— Begin —

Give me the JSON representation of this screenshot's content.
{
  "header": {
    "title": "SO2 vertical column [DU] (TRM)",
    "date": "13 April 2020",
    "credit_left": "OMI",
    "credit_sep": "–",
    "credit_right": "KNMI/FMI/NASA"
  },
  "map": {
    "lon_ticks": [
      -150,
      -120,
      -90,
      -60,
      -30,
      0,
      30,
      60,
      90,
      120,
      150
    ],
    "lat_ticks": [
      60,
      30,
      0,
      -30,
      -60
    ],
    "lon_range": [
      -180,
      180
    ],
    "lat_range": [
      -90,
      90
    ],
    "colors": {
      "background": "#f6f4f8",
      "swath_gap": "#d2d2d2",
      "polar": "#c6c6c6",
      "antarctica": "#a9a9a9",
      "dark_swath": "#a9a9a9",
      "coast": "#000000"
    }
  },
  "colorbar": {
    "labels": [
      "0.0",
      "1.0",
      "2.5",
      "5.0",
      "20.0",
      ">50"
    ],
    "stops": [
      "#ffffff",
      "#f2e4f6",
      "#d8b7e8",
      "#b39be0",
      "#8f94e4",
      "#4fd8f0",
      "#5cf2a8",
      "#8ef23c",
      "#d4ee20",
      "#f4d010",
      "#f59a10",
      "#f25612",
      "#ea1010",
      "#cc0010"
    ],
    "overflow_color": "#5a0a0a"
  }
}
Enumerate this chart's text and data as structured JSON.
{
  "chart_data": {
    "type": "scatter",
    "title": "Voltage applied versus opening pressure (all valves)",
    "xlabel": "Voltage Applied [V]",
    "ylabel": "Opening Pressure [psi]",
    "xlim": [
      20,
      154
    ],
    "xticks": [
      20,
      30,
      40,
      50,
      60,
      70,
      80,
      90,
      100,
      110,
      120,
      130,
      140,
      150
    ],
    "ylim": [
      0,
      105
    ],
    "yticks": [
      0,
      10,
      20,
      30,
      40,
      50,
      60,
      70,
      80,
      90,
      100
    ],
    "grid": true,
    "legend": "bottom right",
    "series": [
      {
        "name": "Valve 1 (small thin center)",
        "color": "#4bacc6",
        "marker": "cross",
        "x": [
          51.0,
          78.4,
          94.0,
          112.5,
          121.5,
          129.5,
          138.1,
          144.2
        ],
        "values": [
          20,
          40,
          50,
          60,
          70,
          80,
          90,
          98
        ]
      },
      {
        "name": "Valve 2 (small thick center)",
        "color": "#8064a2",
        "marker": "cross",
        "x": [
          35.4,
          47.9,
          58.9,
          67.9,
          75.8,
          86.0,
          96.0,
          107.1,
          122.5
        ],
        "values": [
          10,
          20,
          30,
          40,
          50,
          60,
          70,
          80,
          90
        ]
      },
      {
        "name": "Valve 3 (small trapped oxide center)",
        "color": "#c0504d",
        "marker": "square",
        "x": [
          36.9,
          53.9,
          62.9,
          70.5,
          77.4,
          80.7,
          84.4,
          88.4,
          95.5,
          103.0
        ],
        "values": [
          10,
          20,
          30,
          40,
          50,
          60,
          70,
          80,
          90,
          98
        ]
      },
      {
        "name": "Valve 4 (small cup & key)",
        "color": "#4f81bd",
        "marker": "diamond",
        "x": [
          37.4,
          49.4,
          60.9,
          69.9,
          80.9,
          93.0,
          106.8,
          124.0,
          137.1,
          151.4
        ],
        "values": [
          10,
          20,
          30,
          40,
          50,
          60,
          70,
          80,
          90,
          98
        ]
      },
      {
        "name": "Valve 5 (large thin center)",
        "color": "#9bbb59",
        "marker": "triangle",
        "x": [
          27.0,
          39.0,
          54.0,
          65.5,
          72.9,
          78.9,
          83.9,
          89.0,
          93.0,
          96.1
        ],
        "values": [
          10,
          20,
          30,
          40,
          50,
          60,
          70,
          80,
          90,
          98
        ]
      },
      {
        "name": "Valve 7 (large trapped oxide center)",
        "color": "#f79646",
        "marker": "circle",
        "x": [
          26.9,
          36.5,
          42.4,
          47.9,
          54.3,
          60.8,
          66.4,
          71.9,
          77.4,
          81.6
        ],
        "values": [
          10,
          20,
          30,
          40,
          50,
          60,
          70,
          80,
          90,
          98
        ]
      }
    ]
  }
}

— End —

# [TASK DIRECTIONS]
Each line of the material should be duplicated exactly, please.

# [SOLUTION]
Give me the JSON representation of this screenshot's content.
{
  "header": {
    "title": "SO2 vertical column [DU] (TRM)",
    "date": "13 April 2020",
    "credit_left": "OMI",
    "credit_sep": "–",
    "credit_right": "KNMI/FMI/NASA"
  },
  "map": {
    "lon_ticks": [
      -150,
      -120,
      -90,
      -60,
      -30,
      0,
      30,
      60,
      90,
      120,
      150
    ],
    "lat_ticks": [
      60,
      30,
      0,
      -30,
      -60
    ],
    "lon_range": [
      -180,
      180
    ],
    "lat_range": [
      -90,
      90
    ],
    "colors": {
      "background": "#f6f4f8",
      "swath_gap": "#d2d2d2",
      "polar": "#c6c6c6",
      "antarctica": "#a9a9a9",
      "dark_swath": "#a9a9a9",
      "coast": "#000000"
    }
  },
  "colorbar": {
    "labels": [
      "0.0",
      "1.0",
      "2.5",
      "5.0",
      "20.0",
      ">50"
    ],
    "stops": [
      "#ffffff",
      "#f2e4f6",
      "#d8b7e8",
      "#b39be0",
      "#8f94e4",
      "#4fd8f0",
      "#5cf2a8",
      "#8ef23c",
      "#d4ee20",
      "#f4d010",
      "#f59a10",
      "#f25612",
      "#ea1010",
      "#cc0010"
    ],
    "overflow_color": "#5a0a0a"
  }
}
Enumerate this chart's text and data as structured JSON.
{
  "chart_data": {
    "type": "scatter",
    "title": "Voltage applied versus opening pressure (all valves)",
    "xlabel": "Voltage Applied [V]",
    "ylabel": "Opening Pressure [psi]",
    "xlim": [
      20,
      154
    ],
    "xticks": [
      20,
      30,
      40,
      50,
      60,
      70,
      80,
      90,
      100,
      110,
      120,
      130,
      140,
      150
    ],
    "ylim": [
      0,
      105
    ],
    "yticks": [
      0,
      10,
      20,
      30,
      40,
      50,
      60,
      70,
      80,
      90,
      100
    ],
    "grid": true,
    "legend": "bottom right",
    "series": [
      {
        "name": "Valve 1 (small thin center)",
        "color": "#4bacc6",
        "marker": "cross",
        "x": [
          51.0,
          78.4,
          94.0,
          112.5,
          121.5,
          129.5,
          138.1,
          144.2
        ],
        "values": [
          20,
          40,
          50,
          60,
          70,
          80,
          90,
          98
        ]
      },
      {
        "name": "Valve 2 (small thick center)",
        "color": "#8064a2",
        "marker": "cross",
        "x": [
          35.4,
          47.9,
          58.9,
          67.9,
          75.8,
          86.0,
          96.0,
          107.1,
          122.5
        ],
        "values": [
          10,
          20,
          30,
          40,
          50,
          60,
          70,
          80,
          90
        ]
      },
      {
        "name": "Valve 3 (small trapped oxide center)",
        "color": "#c0504d",
        "marker": "square",
        "x": [
          36.9,
          53.9,
          62.9,
          70.5,
          77.4,
          80.7,
          84.4,
          88.4,
          95.5,
          103.0
        ],
        "values": [
          10,
          20,
          30,
          40,
          50,
          60,
          70,
          80,
          90,
          98
        ]
      },
      {
        "name": "Valve 4 (small cup & key)",
        "color": "#4f81bd",
        "marker": "diamond",
        "x": [
          37.4,
          49.4,
          60.9,
          69.9,
          80.9,
          93.0,
          106.8,
          124.0,
          137.1,
          151.4
        ],
        "values": [
          10,
          20,
          30,
          40,
          50,
          60,
          70,
          80,
          90,
          98
        ]
      },
      {
        "name": "Valve 5 (large thin center)",
        "color": "#9bbb59",
        "marker": "triangle",
        "x": [
          27.0,
          39.0,
          54.0,
          65.5,
          72.9,
          78.9,
          83.9,
          89.0,
          93.0,
          96.1
        ],
        "values": [
          10,
          20,
          30,
          40,
          50,
          60,
          70,
          80,
          90,
          98
        ]
      },
      {
        "name": "Valve 7 (large trapped oxide center)",
        "color": "#f79646",
        "marker": "circle",
        "x": [
          26.9,
          36.5,
          42.4,
          47.9,
          54.3,
          60.8,
          66.4,
          71.9,
          77.4,
          81.6
        ],
        "values": [
          10,
          20,
          30,
          40,
          50,
          60,
          70,
          80,
          90,
          98
        ]
      }
    ]
  }
}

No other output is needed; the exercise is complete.